→ Data section:
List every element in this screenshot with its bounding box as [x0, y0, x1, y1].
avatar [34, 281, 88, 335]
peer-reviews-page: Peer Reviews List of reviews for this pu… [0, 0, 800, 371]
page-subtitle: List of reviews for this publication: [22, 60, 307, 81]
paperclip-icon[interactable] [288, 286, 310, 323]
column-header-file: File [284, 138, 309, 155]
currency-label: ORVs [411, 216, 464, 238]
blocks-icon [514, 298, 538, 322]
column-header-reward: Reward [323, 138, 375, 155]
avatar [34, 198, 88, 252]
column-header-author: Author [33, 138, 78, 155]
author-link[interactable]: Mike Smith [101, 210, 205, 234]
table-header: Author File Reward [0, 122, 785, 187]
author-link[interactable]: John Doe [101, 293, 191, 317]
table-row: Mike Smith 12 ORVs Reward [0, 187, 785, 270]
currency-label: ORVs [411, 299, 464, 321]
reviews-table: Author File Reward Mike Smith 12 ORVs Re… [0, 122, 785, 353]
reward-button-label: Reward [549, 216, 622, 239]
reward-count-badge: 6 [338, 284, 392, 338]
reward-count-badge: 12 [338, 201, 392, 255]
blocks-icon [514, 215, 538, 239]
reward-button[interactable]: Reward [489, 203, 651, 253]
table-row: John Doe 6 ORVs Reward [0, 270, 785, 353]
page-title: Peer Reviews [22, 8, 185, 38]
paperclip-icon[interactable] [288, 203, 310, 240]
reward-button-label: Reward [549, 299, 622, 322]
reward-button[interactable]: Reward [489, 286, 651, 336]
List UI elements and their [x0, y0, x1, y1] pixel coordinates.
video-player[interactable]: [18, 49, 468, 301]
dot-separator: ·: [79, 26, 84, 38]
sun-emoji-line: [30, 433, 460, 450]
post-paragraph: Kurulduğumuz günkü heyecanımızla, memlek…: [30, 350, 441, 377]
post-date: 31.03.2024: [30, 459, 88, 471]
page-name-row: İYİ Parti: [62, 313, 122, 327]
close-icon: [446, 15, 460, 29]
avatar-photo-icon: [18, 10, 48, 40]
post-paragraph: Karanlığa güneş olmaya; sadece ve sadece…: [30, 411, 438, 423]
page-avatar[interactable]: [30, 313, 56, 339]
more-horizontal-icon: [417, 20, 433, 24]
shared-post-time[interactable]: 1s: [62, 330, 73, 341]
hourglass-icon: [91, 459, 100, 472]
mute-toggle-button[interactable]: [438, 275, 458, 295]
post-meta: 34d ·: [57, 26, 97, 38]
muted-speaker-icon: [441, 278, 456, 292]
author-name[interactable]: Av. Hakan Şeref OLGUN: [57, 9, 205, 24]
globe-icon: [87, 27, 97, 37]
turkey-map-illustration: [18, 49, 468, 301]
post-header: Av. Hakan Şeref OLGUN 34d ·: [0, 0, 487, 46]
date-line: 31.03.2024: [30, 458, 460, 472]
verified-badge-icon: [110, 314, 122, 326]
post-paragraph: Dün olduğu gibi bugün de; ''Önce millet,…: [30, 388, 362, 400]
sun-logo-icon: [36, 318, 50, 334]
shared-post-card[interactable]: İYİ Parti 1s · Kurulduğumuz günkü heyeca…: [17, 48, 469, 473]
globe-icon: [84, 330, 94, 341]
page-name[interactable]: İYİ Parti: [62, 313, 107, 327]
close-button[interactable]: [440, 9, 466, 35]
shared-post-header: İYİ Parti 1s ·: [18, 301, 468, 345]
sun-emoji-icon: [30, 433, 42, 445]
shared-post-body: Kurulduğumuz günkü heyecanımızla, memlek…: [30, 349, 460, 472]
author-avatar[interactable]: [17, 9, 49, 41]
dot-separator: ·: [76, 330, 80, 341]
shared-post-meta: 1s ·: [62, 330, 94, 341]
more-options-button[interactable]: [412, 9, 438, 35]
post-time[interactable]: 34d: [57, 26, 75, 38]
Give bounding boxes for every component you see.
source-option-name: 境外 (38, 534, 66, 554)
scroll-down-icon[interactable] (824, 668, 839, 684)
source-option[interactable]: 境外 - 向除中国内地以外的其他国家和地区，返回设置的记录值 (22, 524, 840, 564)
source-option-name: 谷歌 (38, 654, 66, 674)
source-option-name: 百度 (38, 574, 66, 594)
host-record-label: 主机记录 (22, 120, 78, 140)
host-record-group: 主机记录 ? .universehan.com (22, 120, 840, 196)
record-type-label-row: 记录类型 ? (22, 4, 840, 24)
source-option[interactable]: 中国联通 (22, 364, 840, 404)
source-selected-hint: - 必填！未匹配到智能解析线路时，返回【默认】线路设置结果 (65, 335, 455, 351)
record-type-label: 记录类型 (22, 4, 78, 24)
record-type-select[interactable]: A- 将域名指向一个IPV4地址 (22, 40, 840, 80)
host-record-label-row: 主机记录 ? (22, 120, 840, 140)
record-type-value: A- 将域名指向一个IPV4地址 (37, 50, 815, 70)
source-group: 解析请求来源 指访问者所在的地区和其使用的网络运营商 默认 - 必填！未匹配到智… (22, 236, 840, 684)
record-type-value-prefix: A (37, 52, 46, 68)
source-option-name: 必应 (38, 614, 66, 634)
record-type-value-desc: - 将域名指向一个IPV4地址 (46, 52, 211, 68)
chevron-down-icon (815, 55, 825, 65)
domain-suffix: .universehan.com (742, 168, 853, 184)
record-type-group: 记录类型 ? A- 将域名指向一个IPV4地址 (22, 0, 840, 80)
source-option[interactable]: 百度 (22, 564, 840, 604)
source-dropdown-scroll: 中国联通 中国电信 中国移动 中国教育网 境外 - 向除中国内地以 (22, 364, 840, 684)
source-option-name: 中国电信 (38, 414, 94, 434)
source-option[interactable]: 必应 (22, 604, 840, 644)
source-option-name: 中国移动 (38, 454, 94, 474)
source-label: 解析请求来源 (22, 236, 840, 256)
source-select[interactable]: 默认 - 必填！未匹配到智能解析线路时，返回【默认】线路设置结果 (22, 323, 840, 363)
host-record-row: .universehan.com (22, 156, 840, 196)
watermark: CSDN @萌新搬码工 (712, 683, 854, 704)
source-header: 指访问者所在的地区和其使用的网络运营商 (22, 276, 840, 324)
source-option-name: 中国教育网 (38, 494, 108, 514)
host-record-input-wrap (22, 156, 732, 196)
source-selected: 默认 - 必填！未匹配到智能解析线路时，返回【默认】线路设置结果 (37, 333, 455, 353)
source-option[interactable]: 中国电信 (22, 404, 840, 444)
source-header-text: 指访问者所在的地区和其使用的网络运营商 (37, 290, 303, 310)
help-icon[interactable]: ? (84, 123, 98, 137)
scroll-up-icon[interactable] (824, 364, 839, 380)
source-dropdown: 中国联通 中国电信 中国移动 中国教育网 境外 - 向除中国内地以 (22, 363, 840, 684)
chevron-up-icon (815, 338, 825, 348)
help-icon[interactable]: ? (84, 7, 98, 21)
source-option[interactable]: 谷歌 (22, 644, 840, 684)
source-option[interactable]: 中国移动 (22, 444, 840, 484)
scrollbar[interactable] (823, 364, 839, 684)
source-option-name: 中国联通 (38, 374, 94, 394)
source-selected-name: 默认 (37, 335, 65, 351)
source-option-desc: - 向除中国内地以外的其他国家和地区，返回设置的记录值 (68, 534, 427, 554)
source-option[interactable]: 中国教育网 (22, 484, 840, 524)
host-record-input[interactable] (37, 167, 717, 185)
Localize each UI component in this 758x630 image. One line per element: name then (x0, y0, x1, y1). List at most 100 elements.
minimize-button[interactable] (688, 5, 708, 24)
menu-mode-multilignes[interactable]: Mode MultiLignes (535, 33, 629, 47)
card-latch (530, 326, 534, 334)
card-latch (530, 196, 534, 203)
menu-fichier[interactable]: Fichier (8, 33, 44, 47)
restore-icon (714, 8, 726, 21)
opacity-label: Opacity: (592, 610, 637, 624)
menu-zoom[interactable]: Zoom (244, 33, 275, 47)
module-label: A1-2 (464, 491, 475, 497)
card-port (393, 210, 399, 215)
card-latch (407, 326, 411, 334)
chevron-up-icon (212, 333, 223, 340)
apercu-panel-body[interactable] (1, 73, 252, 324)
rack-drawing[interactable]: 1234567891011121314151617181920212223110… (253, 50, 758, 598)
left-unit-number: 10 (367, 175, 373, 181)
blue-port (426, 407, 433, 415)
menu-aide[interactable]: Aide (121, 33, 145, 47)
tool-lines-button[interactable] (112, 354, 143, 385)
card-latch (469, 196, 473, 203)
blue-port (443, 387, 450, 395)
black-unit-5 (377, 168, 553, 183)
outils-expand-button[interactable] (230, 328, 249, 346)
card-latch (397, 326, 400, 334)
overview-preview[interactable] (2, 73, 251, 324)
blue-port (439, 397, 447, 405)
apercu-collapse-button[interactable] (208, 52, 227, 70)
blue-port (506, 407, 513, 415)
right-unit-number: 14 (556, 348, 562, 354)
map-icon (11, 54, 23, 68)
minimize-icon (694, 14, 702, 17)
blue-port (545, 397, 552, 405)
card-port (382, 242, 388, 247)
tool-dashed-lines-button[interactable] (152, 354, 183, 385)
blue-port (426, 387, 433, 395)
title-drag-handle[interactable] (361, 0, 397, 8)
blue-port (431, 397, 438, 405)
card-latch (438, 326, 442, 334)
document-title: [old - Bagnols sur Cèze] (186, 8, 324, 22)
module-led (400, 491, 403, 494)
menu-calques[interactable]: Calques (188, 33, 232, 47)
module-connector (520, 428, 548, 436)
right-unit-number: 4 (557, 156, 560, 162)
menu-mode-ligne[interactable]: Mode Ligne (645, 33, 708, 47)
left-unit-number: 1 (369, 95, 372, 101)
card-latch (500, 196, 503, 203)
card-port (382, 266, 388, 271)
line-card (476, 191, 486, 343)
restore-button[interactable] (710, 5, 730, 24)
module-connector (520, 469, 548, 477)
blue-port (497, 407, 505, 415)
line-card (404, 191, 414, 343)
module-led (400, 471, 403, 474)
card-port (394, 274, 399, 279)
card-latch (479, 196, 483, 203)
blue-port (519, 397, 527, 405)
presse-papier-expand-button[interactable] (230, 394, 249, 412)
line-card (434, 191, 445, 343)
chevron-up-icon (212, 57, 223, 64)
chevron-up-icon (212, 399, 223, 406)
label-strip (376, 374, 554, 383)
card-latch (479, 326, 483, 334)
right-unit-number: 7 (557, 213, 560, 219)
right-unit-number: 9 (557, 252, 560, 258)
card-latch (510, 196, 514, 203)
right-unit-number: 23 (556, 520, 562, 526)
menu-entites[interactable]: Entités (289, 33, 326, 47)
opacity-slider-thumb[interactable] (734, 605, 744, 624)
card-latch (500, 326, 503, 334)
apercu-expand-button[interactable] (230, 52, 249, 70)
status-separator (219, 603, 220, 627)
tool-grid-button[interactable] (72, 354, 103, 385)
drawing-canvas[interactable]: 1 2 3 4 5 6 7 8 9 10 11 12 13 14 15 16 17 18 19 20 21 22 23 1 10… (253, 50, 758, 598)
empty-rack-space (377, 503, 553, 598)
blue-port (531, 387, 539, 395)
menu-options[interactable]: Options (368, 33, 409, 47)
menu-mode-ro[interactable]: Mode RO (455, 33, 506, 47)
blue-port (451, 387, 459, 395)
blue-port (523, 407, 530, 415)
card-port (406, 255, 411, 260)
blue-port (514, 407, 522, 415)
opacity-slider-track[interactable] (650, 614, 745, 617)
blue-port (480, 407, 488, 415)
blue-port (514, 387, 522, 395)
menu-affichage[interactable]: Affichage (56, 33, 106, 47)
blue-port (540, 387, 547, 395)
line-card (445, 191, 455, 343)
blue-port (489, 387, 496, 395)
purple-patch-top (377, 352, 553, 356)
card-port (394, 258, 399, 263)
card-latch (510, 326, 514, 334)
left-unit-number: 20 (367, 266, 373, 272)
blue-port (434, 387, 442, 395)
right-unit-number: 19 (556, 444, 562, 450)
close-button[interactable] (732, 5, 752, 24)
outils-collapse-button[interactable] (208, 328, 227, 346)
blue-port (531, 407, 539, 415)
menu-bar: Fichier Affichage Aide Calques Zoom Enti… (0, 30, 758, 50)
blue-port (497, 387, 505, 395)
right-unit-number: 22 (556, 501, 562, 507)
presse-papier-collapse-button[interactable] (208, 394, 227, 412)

→ Short task: Starting at the beginning of the entries and ending with the line that contains "blocks-icon [514, 298, 538, 322]", express those lines as a Markdown table with the columns Index and Text, leaving out blank lines.

→ Correct result:
| Index | Text |
|---|---|
| 1 | List every element in this screenshot with its bounding box as [x0, y0, x1, y1]. |
| 2 | avatar [34, 281, 88, 335] |
| 3 | peer-reviews-page: Peer Reviews List of reviews for this pu… [0, 0, 800, 371] |
| 4 | page-subtitle: List of reviews for this publication: [22, 60, 307, 81] |
| 5 | paperclip-icon[interactable] [288, 286, 310, 323] |
| 6 | column-header-file: File [284, 138, 309, 155] |
| 7 | currency-label: ORVs [411, 216, 464, 238] |
| 8 | blocks-icon [514, 298, 538, 322] |